## WHAT THE TASK ASKS
Find all the lines with "Soft" and gather them.

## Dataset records
__________________________________________________

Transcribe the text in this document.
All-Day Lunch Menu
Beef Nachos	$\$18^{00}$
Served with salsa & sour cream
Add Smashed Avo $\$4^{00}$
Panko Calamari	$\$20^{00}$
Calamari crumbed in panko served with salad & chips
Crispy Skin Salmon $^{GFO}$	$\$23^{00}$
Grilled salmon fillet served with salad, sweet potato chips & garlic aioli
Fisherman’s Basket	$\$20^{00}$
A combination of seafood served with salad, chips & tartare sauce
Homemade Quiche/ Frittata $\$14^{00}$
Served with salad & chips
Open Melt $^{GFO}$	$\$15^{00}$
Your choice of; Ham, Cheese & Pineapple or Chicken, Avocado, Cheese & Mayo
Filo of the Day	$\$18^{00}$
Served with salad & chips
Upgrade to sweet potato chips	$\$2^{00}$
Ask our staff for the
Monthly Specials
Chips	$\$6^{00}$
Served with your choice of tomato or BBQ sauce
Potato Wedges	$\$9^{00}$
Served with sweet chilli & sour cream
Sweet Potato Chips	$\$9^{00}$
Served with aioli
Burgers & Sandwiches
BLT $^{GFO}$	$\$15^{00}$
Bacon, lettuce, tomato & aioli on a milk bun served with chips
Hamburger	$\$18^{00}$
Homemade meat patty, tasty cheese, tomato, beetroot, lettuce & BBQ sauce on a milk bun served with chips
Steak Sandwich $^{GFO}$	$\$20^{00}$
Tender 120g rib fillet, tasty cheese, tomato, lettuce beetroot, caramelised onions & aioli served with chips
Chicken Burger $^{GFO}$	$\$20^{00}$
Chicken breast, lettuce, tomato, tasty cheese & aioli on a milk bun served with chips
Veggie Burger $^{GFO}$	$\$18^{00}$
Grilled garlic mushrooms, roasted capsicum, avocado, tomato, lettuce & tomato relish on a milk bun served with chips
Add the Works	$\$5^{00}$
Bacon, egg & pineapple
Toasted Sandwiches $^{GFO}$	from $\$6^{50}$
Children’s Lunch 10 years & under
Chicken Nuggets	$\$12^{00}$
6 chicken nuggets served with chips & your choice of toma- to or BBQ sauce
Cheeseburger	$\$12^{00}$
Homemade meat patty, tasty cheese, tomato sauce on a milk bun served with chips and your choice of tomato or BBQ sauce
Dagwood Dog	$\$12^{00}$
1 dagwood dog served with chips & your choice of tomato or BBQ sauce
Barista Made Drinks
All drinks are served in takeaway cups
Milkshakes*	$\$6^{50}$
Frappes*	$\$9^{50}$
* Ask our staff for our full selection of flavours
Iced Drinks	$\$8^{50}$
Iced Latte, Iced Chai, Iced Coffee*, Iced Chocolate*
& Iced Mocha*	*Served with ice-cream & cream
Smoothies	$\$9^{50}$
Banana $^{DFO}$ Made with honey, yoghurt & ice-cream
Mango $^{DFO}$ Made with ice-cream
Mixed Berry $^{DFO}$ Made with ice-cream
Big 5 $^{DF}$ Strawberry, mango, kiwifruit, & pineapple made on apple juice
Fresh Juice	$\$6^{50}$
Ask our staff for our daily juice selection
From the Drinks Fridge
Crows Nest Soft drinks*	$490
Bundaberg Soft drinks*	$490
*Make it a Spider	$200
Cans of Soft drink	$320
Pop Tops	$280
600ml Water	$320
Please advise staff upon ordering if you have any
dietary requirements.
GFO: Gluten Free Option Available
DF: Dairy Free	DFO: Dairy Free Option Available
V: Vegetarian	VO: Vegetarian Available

__________________________________________________

## THE OUTPUT
Crows Nest Soft drinks*	$490
Bundaberg Soft drinks*	$490
Cans of Soft drink	$320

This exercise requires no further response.